TASK REQUIREMENTS
Write the records below out in full, character for character, with no pictures.

++++ RECORDS PROVIDED ++++

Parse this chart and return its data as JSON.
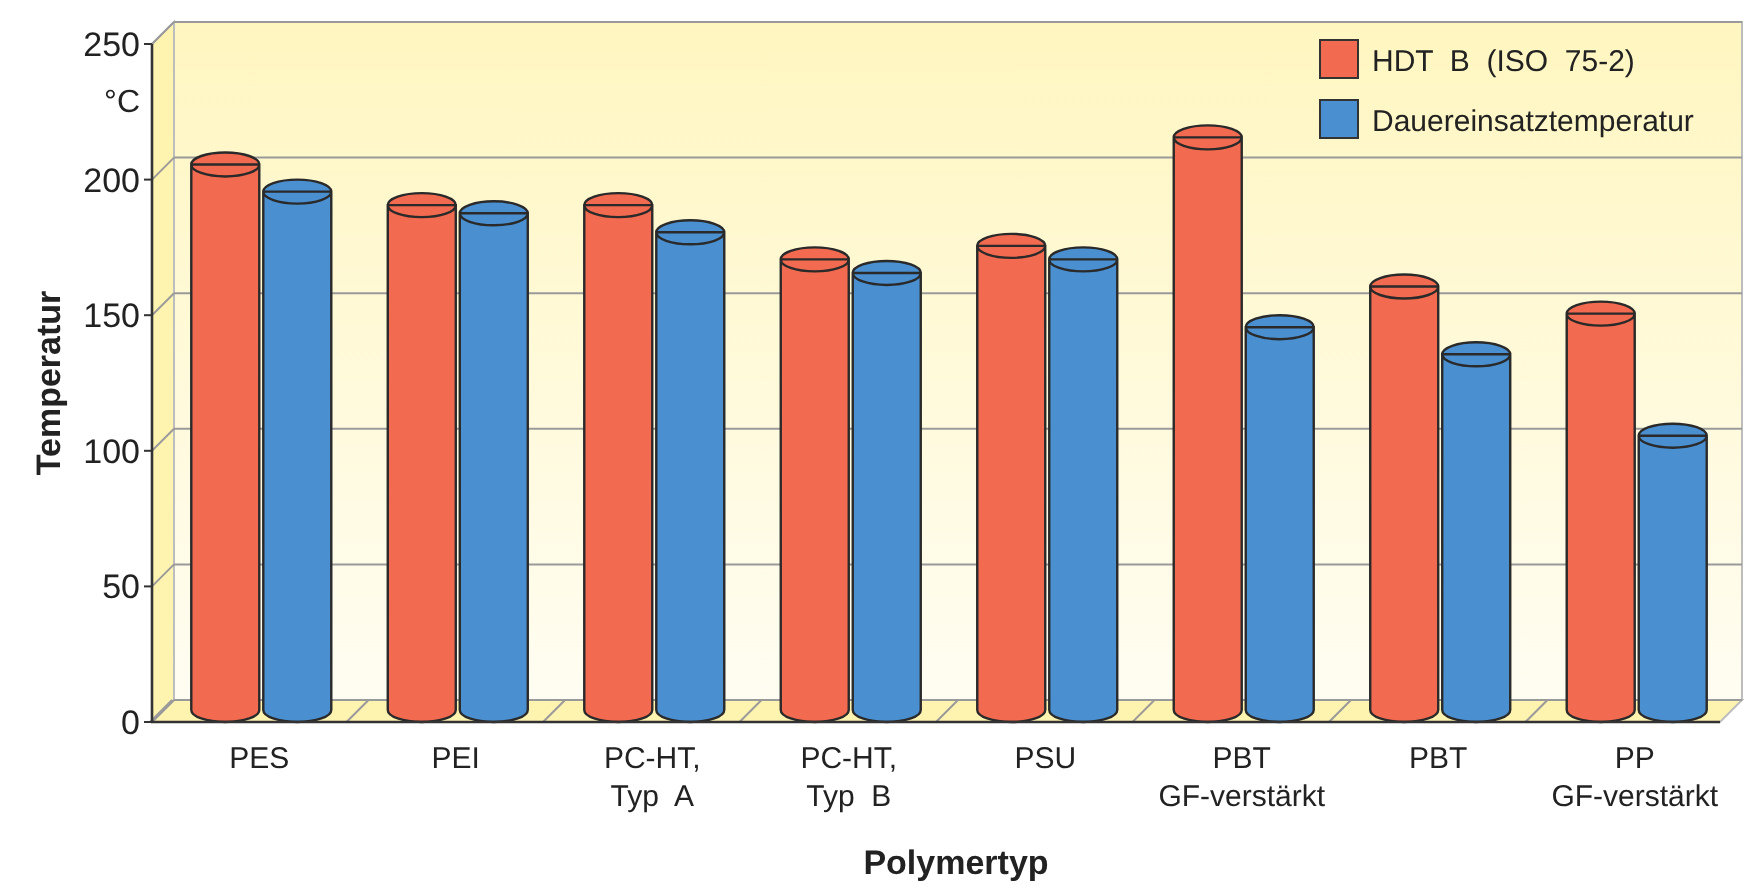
{
  "chart_data": {
    "type": "bar",
    "xlabel": "Polymertyp",
    "ylabel": "Temperatur",
    "annotations": [
      "°C"
    ],
    "categories": [
      "PES",
      "PEI",
      "PC-HT,\nTyp  A",
      "PC-HT,\nTyp  B",
      "PSU",
      "PBT\nGF-verstärkt",
      "PBT",
      "PP\nGF-verstärkt"
    ],
    "series": [
      {
        "name": "HDT  B  (ISO  75-2)",
        "color": "#f26a4f",
        "values": [
          210,
          195,
          195,
          175,
          180,
          220,
          165,
          155
        ]
      },
      {
        "name": "Dauereinsatztemperatur",
        "color": "#4a8fd0",
        "values": [
          200,
          192,
          185,
          170,
          175,
          150,
          140,
          110
        ]
      }
    ],
    "ylim": [
      0,
      250
    ],
    "yticks": [
      0,
      50,
      100,
      150,
      200,
      250
    ],
    "grid": "y",
    "legend": "top right"
  }
}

++++

TASK RESULT
Parse this chart and return its data as JSON.
{
  "chart_data": {
    "type": "bar",
    "xlabel": "Polymertyp",
    "ylabel": "Temperatur",
    "annotations": [
      "°C"
    ],
    "categories": [
      "PES",
      "PEI",
      "PC-HT,\nTyp  A",
      "PC-HT,\nTyp  B",
      "PSU",
      "PBT\nGF-verstärkt",
      "PBT",
      "PP\nGF-verstärkt"
    ],
    "series": [
      {
        "name": "HDT  B  (ISO  75-2)",
        "color": "#f26a4f",
        "values": [
          210,
          195,
          195,
          175,
          180,
          220,
          165,
          155
        ]
      },
      {
        "name": "Dauereinsatztemperatur",
        "color": "#4a8fd0",
        "values": [
          200,
          192,
          185,
          170,
          175,
          150,
          140,
          110
        ]
      }
    ],
    "ylim": [
      0,
      250
    ],
    "yticks": [
      0,
      50,
      100,
      150,
      200,
      250
    ],
    "grid": "y",
    "legend": "top right"
  }
}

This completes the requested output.